THE REQUEST ->
Reproduce each line from the records that holds "ORDINARIVS".

RECORDS SHOWN ->
## BEGIN

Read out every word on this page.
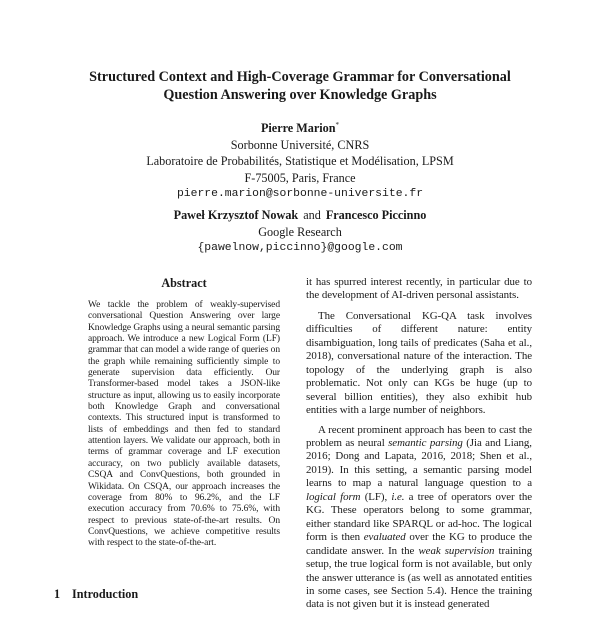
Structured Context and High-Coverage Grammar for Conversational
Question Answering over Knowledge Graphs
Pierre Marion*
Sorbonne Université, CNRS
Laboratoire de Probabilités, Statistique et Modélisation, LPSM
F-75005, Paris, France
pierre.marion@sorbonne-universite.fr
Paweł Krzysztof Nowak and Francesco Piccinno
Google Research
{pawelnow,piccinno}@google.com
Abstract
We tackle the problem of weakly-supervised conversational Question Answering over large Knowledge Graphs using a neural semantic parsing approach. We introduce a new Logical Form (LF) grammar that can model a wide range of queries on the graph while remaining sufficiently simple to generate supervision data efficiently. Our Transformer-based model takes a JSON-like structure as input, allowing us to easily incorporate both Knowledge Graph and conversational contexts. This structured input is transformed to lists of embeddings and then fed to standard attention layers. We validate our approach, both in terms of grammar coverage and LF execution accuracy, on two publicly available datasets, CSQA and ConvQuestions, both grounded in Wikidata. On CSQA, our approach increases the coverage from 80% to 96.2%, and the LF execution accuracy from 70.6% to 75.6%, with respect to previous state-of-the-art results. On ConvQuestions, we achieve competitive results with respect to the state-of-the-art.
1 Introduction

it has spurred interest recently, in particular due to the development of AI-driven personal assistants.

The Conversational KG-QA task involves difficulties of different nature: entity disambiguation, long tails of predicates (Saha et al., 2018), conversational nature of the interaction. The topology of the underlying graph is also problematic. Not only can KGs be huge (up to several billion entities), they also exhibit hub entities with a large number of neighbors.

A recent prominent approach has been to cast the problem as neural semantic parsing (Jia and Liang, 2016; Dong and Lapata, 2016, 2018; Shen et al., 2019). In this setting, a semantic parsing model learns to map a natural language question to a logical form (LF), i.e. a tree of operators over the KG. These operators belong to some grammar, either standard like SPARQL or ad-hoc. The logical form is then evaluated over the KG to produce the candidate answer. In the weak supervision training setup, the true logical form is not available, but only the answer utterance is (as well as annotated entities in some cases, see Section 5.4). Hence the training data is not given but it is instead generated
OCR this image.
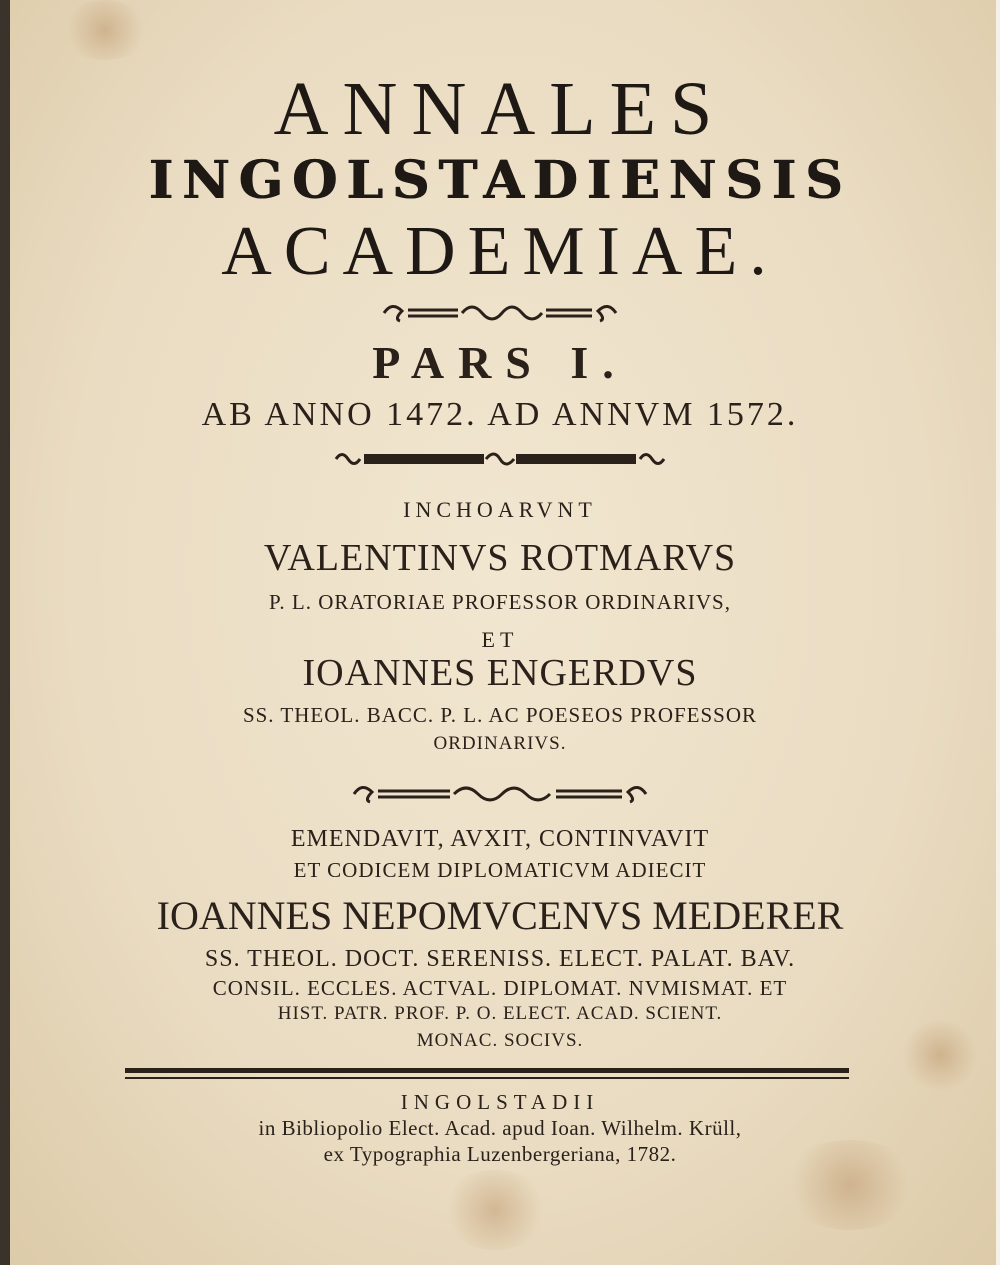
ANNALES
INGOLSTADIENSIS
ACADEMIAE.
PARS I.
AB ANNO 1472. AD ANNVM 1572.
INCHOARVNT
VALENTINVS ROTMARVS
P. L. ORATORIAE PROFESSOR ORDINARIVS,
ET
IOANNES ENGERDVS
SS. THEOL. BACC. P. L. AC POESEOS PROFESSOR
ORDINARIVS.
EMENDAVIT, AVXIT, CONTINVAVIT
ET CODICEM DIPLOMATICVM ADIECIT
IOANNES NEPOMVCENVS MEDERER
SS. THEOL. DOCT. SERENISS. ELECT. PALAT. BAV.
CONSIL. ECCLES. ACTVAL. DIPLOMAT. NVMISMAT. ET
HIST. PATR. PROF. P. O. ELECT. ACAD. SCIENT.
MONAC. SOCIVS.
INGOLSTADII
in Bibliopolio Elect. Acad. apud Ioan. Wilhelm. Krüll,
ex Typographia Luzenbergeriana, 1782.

## END
## BEGIN

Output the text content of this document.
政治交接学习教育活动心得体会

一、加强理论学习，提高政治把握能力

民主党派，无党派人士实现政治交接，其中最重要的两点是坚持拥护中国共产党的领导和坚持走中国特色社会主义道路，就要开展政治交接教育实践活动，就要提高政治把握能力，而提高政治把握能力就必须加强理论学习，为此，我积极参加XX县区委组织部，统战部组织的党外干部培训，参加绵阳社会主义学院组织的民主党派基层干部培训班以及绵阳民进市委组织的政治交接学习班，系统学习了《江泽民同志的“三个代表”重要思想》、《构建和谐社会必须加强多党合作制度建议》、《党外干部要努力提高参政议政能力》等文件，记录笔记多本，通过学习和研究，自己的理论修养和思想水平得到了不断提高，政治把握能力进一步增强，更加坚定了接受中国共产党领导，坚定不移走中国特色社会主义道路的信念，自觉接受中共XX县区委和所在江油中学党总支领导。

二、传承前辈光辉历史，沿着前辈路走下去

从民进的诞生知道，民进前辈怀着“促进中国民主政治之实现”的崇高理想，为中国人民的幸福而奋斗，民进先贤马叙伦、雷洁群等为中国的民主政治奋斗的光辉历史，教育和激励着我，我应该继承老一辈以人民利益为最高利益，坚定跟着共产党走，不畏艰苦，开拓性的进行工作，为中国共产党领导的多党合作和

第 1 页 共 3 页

## END

SOLUTION FOR THIS EXERCISE ->
P. L. ORATORIAE PROFESSOR ORDINARIVS,
ORDINARIVS.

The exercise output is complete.